____ LISTED ENTRIES
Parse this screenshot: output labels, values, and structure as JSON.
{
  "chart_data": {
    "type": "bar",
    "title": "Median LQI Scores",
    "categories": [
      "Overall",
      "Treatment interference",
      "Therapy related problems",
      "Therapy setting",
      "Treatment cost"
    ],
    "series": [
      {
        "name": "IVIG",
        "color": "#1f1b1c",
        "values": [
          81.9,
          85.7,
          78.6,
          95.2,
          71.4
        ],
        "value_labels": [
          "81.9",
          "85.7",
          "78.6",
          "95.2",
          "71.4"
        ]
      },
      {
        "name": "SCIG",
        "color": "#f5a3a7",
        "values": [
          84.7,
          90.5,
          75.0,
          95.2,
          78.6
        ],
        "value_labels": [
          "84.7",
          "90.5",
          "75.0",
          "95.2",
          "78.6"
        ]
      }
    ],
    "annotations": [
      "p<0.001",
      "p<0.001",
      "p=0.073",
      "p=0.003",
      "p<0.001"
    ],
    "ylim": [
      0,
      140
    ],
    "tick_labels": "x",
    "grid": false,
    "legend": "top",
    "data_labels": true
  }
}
________
WORK TO DO -
Exact copies of all the records are required.

PROBLEM SOLUTION -
Parse this screenshot: output labels, values, and structure as JSON.
{
  "chart_data": {
    "type": "bar",
    "title": "Median LQI Scores",
    "categories": [
      "Overall",
      "Treatment interference",
      "Therapy related problems",
      "Therapy setting",
      "Treatment cost"
    ],
    "series": [
      {
        "name": "IVIG",
        "color": "#1f1b1c",
        "values": [
          81.9,
          85.7,
          78.6,
          95.2,
          71.4
        ],
        "value_labels": [
          "81.9",
          "85.7",
          "78.6",
          "95.2",
          "71.4"
        ]
      },
      {
        "name": "SCIG",
        "color": "#f5a3a7",
        "values": [
          84.7,
          90.5,
          75.0,
          95.2,
          78.6
        ],
        "value_labels": [
          "84.7",
          "90.5",
          "75.0",
          "95.2",
          "78.6"
        ]
      }
    ],
    "annotations": [
      "p<0.001",
      "p<0.001",
      "p=0.073",
      "p=0.003",
      "p<0.001"
    ],
    "ylim": [
      0,
      140
    ],
    "tick_labels": "x",
    "grid": false,
    "legend": "top",
    "data_labels": true
  }
}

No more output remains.